Direction:
Lay out the records below as a Markdown table with the columns Row and Line, giving each non-blank line its own numbered row. Leave the pictures out of the answer.

___ Dataset rows ___

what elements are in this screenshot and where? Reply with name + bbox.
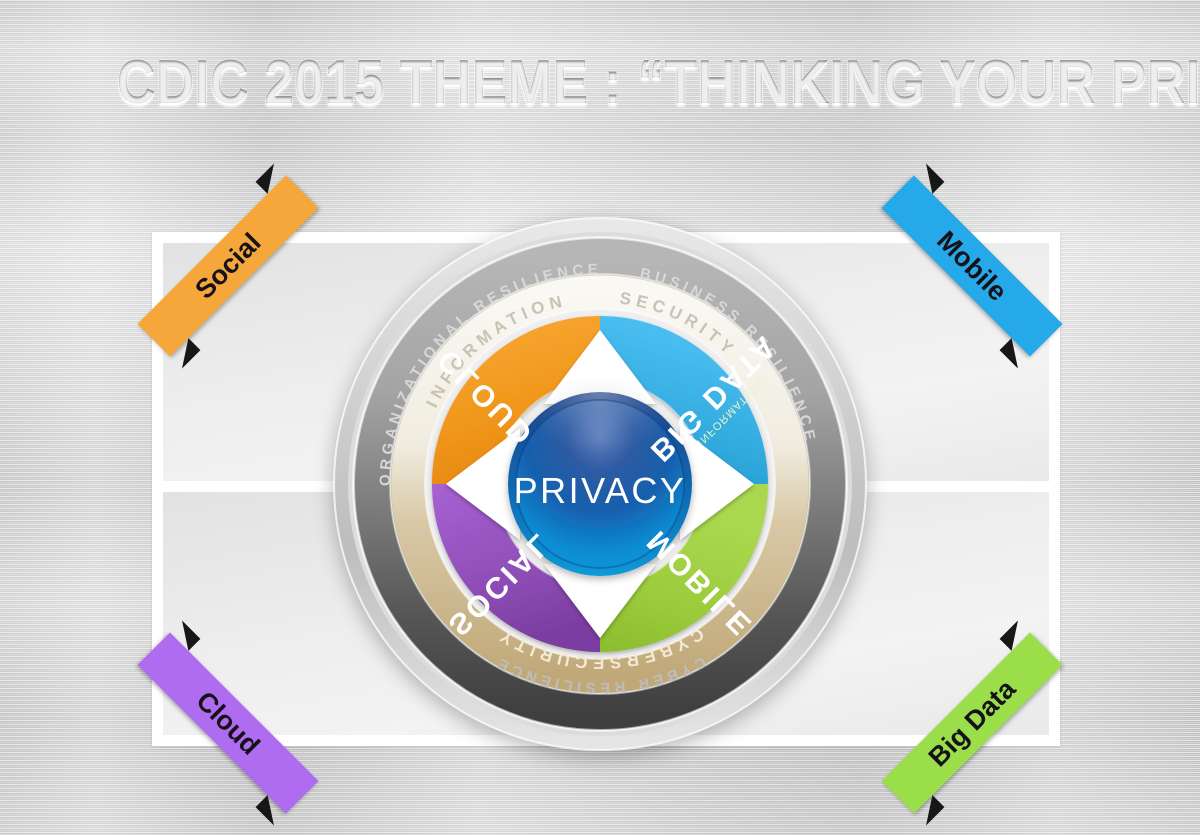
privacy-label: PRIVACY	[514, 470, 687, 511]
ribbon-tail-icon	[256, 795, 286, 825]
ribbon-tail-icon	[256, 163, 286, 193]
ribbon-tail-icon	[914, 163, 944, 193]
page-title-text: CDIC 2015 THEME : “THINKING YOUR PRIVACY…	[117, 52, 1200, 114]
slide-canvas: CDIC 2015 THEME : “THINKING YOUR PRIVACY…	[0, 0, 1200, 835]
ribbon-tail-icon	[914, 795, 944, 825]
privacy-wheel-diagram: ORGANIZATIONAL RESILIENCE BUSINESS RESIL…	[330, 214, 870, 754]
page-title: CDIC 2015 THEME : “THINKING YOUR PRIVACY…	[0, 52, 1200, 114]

___

Output below:
| Row | Line |
|---|---|
| 1 | what elements are in this screenshot and where? Reply with name + bbox. |
| 2 | privacy-label: PRIVACY	[514, 470, 687, 511] |
| 3 | ribbon-tail-icon	[256, 795, 286, 825] |
| 4 | ribbon-tail-icon	[256, 163, 286, 193] |
| 5 | ribbon-tail-icon	[914, 163, 944, 193] |
| 6 | page-title-text: CDIC 2015 THEME : “THINKING YOUR PRIVACY…	[117, 52, 1200, 114] |
| 7 | slide-canvas: CDIC 2015 THEME : “THINKING YOUR PRIVACY…	[0, 0, 1200, 835] |
| 8 | ribbon-tail-icon	[914, 795, 944, 825] |
| 9 | privacy-wheel-diagram: ORGANIZATIONAL RESILIENCE BUSINESS RESIL…	[330, 214, 870, 754] |
| 10 | page-title: CDIC 2015 THEME : “THINKING YOUR PRIVACY…	[0, 52, 1200, 114] |